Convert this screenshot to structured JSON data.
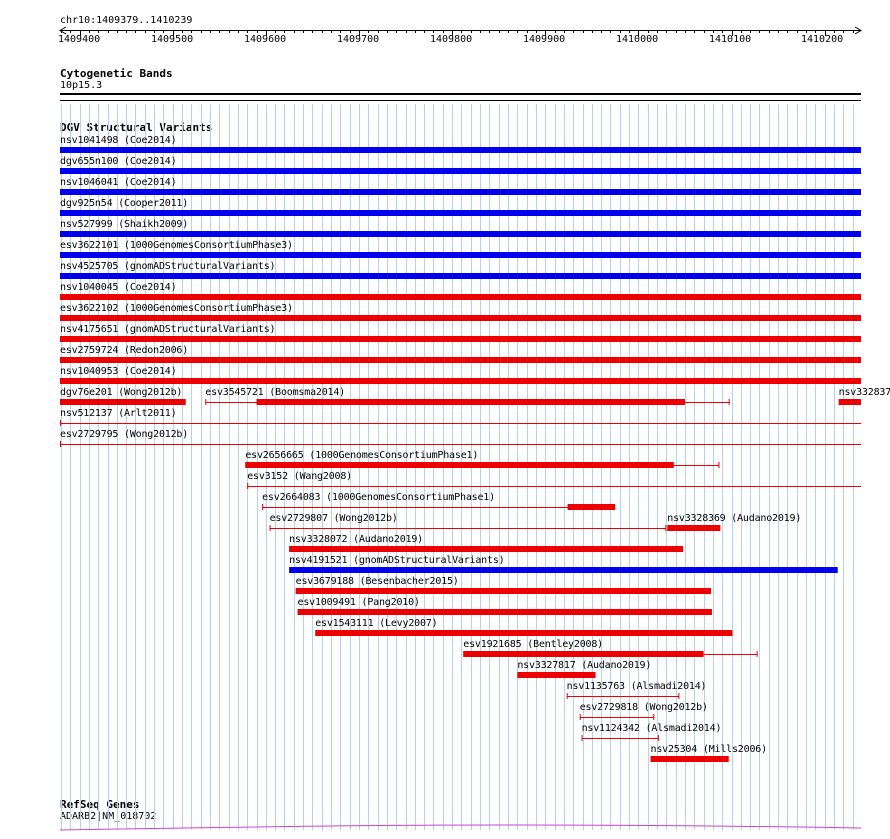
{
  "position": "chr10:1409379..1410239",
  "ruler_ticks": [
    "1409400",
    "1409500",
    "1409600",
    "1409700",
    "1409800",
    "1409900",
    "1410000",
    "1410100",
    "1410200"
  ],
  "tracks": {
    "cytoband": {
      "title": "Cytogenetic Bands",
      "band": "10p15.3"
    },
    "dgv": {
      "title": "DGV Structural Variants"
    },
    "refseq": {
      "title": "RefSeq Genes",
      "gene": "ADARB2|NM_018702"
    }
  },
  "colors": {
    "gain": "#0000ee",
    "loss": "#ee0000",
    "grid": "#b4d2ee",
    "gene": "#cc44cc"
  },
  "variants": [
    {
      "name": "nsv1041498 (Coe2014)",
      "color": "gain",
      "start": 1409379,
      "end": 1410239,
      "full": true
    },
    {
      "name": "dgv655n100 (Coe2014)",
      "color": "gain",
      "start": 1409379,
      "end": 1410239,
      "full": true
    },
    {
      "name": "nsv1046041 (Coe2014)",
      "color": "gain",
      "start": 1409379,
      "end": 1410239,
      "full": true
    },
    {
      "name": "dgv925n54 (Cooper2011)",
      "color": "gain",
      "start": 1409379,
      "end": 1410239,
      "full": true
    },
    {
      "name": "nsv527999 (Shaikh2009)",
      "color": "gain",
      "start": 1409379,
      "end": 1410239,
      "full": true
    },
    {
      "name": "esv3622101 (1000GenomesConsortiumPhase3)",
      "color": "gain",
      "start": 1409379,
      "end": 1410239,
      "full": true
    },
    {
      "name": "nsv4525705 (gnomADStructuralVariants)",
      "color": "gain",
      "start": 1409379,
      "end": 1410239,
      "full": true
    },
    {
      "name": "nsv1040045 (Coe2014)",
      "color": "loss",
      "start": 1409379,
      "end": 1410239,
      "full": true
    },
    {
      "name": "esv3622102 (1000GenomesConsortiumPhase3)",
      "color": "loss",
      "start": 1409379,
      "end": 1410239,
      "full": true
    },
    {
      "name": "nsv4175651 (gnomADStructuralVariants)",
      "color": "loss",
      "start": 1409379,
      "end": 1410239,
      "full": true
    },
    {
      "name": "esv2759724 (Redon2006)",
      "color": "loss",
      "start": 1409379,
      "end": 1410239,
      "full": true
    },
    {
      "name": "nsv1040953 (Coe2014)",
      "color": "loss",
      "start": 1409379,
      "end": 1410239,
      "full": true
    },
    {
      "name": "dgv76e201 (Wong2012b)",
      "color": "loss",
      "start": 1409379,
      "end": 1409514,
      "full": true
    },
    {
      "name": "esv3545721 (Boomsma2014)",
      "color": "loss",
      "start": 1409535,
      "end": 1410098,
      "thick_start": 1409590,
      "thick_end": 1410050
    },
    {
      "name": "nsv332837",
      "color": "loss",
      "start": 1410215,
      "end": 1410239,
      "full": true
    },
    {
      "name": "nsv512137 (Arlt2011)",
      "color": "loss",
      "start": 1409379,
      "end": 1410239,
      "thin": true
    },
    {
      "name": "esv2729795 (Wong2012b)",
      "color": "loss",
      "start": 1409379,
      "end": 1410239,
      "thin": true
    },
    {
      "name": "esv2656665 (1000GenomesConsortiumPhase1)",
      "color": "loss",
      "start": 1409578,
      "end": 1410087,
      "thick_start": 1409578,
      "thick_end": 1410038
    },
    {
      "name": "esv3152 (Wang2008)",
      "color": "loss",
      "start": 1409580,
      "end": 1410239,
      "thin": true
    },
    {
      "name": "esv2664083 (1000GenomesConsortiumPhase1)",
      "color": "loss",
      "start": 1409596,
      "end": 1409975,
      "thick_start": 1409924,
      "thick_end": 1409975
    },
    {
      "name": "esv2729807 (Wong2012b)",
      "color": "loss",
      "start": 1409604,
      "end": 1410030,
      "thin": true
    },
    {
      "name": "nsv3328369 (Audano2019)",
      "color": "loss",
      "start": 1410031,
      "end": 1410088,
      "full": true
    },
    {
      "name": "nsv3328072 (Audano2019)",
      "color": "loss",
      "start": 1409625,
      "end": 1410048,
      "full": true
    },
    {
      "name": "nsv4191521 (gnomADStructuralVariants)",
      "color": "gain",
      "start": 1409625,
      "end": 1410214,
      "full": true
    },
    {
      "name": "esv3679188 (Besenbacher2015)",
      "color": "loss",
      "start": 1409632,
      "end": 1410078,
      "full": true
    },
    {
      "name": "esv1009491 (Pang2010)",
      "color": "loss",
      "start": 1409634,
      "end": 1410079,
      "full": true
    },
    {
      "name": "esv1543111 (Levy2007)",
      "color": "loss",
      "start": 1409653,
      "end": 1410101,
      "full": true
    },
    {
      "name": "esv1921685 (Bentley2008)",
      "color": "loss",
      "start": 1409812,
      "end": 1410128,
      "thick_start": 1409812,
      "thick_end": 1410070
    },
    {
      "name": "nsv3327817 (Audano2019)",
      "color": "loss",
      "start": 1409870,
      "end": 1409954,
      "full": true
    },
    {
      "name": "nsv1135763 (Alsmadi2014)",
      "color": "loss",
      "start": 1409923,
      "end": 1410044,
      "thin": true
    },
    {
      "name": "esv2729818 (Wong2012b)",
      "color": "loss",
      "start": 1409937,
      "end": 1410017,
      "thin": true
    },
    {
      "name": "nsv1124342 (Alsmadi2014)",
      "color": "loss",
      "start": 1409939,
      "end": 1410022,
      "thin": true
    },
    {
      "name": "nsv25304 (Mills2006)",
      "color": "loss",
      "start": 1410013,
      "end": 1410097,
      "full": true
    }
  ]
}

★ ★ ★

TASK REQUIREMENTS: How many lines in the records contain the word "gnomADStructuralVariants"? Answer with the number alone.

COMPLETED TASK: 3